Filter the records for lines holding the string "Open".
[BEGIN Data for the task]
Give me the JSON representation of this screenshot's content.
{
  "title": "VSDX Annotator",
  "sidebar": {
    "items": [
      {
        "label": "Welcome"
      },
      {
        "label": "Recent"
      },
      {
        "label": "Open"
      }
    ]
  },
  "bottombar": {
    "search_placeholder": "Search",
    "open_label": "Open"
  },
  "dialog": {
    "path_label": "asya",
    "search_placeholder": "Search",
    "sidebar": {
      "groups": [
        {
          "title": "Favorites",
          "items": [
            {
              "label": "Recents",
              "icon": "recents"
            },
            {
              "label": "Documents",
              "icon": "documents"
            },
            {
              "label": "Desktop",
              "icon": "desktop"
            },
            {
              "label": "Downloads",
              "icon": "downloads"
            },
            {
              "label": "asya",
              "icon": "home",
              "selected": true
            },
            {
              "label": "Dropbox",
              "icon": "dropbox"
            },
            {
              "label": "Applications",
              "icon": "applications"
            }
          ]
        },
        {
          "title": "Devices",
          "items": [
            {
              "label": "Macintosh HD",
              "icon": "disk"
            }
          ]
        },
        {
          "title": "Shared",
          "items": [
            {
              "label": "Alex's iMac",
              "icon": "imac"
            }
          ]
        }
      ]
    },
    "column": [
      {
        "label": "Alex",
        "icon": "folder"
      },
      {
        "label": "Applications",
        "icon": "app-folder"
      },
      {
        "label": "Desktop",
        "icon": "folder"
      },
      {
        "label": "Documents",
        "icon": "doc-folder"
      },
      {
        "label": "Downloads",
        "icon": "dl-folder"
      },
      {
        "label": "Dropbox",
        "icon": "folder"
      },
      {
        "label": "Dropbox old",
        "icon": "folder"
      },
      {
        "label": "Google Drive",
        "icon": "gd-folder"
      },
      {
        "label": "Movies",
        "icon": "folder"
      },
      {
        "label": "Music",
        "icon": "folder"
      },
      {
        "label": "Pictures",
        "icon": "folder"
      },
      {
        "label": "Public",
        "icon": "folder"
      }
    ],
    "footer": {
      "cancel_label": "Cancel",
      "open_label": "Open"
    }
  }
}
[END Data for the task]
§ Correct response:
        "label": "Open"
    "open_label": "Open"
      "open_label": "Open"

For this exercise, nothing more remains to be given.